** SET PROBLEM **
Copy the records below exactly, omitting any pictures they contain.

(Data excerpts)
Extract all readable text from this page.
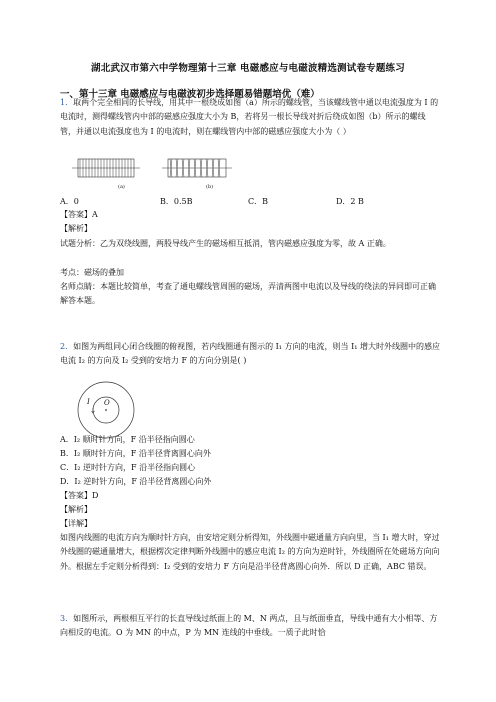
湖北武汉市第六中学物理第十三章 电磁感应与电磁波精选测试卷专题练习
一、第十三章 电磁感应与电磁波初步选择题易错题培优（难）
1．取两个完全相同的长导线，用其中一根绕成如图（a）所示的螺线管，当该螺线管中通以电流强度为 I 的电流时，测得螺线管内中部的磁感应强度大小为 B，若将另一根长导线对折后绕成如图（b）所示的螺线管，并通以电流强度也为 I 的电流时，则在螺线管内中部的磁感应强度大小为（ ）
(a)	(b)
A．0	B．0.5B	C．B	D．2 B
【答案】A
【解析】
试题分析：乙为双绕线圈，两股导线产生的磁场相互抵消，管内磁感应强度为零，故 A 正确。
考点：磁场的叠加
名师点睛：本题比较简单，考查了通电螺线管周围的磁场，弄清两图中电流以及导线的绕法的异同即可正确解答本题。
2．如图为两组同心闭合线圈的俯视图，若内线圈通有图示的 I₁ 方向的电流，则当 I₁ 增大时外线圈中的感应电流 I₂ 的方向及 I₂ 受到的安培力 F 的方向分别是( )
I O
A．I₂ 顺时针方向，F 沿半径指向圆心
B．I₂ 顺时针方向，F 沿半径背离圆心向外
C．I₂ 逆时针方向，F 沿半径指向圆心
D．I₂ 逆时针方向，F 沿半径背离圆心向外
【答案】D
【解析】
【详解】
如图内线圈的电流方向为顺时针方向，由安培定则分析得知，外线圈中磁通量方向向里，当 I₁ 增大时，穿过外线圈的磁通量增大，根据楞次定律判断外线圈中的感应电流 I₂ 的方向为逆时针，外线圈所在处磁场方向向外。根据左手定则分析得到：I₂ 受到的安培力 F 方向是沿半径背离圆心向外．所以 D 正确，ABC 错误。
3．如图所示，两根相互平行的长直导线过纸面上的 M、N 两点，且与纸面垂直，导线中通有大小相等、方向相反的电流。O 为 MN 的中点，P 为 MN 连线的中垂线。一质子此时恰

** TASK ANSWER **
Extract all readable text from this page.
湖北武汉市第六中学物理第十三章 电磁感应与电磁波精选测试卷专题练习
一、第十三章 电磁感应与电磁波初步选择题易错题培优（难）
1．取两个完全相同的长导线，用其中一根绕成如图（a）所示的螺线管，当该螺线管中通以电流强度为 I 的电流时，测得螺线管内中部的磁感应强度大小为 B，若将另一根长导线对折后绕成如图（b）所示的螺线管，并通以电流强度也为 I 的电流时，则在螺线管内中部的磁感应强度大小为（ ）
(a)	(b)
A．0	B．0.5B	C．B	D．2 B
【答案】A
【解析】
试题分析：乙为双绕线圈，两股导线产生的磁场相互抵消，管内磁感应强度为零，故 A 正确。
考点：磁场的叠加
名师点睛：本题比较简单，考查了通电螺线管周围的磁场，弄清两图中电流以及导线的绕法的异同即可正确解答本题。
2．如图为两组同心闭合线圈的俯视图，若内线圈通有图示的 I₁ 方向的电流，则当 I₁ 增大时外线圈中的感应电流 I₂ 的方向及 I₂ 受到的安培力 F 的方向分别是( )
I O
A．I₂ 顺时针方向，F 沿半径指向圆心
B．I₂ 顺时针方向，F 沿半径背离圆心向外
C．I₂ 逆时针方向，F 沿半径指向圆心
D．I₂ 逆时针方向，F 沿半径背离圆心向外
【答案】D
【解析】
【详解】
如图内线圈的电流方向为顺时针方向，由安培定则分析得知，外线圈中磁通量方向向里，当 I₁ 增大时，穿过外线圈的磁通量增大，根据楞次定律判断外线圈中的感应电流 I₂ 的方向为逆时针，外线圈所在处磁场方向向外。根据左手定则分析得到：I₂ 受到的安培力 F 方向是沿半径背离圆心向外．所以 D 正确，ABC 错误。
3．如图所示，两根相互平行的长直导线过纸面上的 M、N 两点，且与纸面垂直，导线中通有大小相等、方向相反的电流。O 为 MN 的中点，P 为 MN 连线的中垂线。一质子此时恰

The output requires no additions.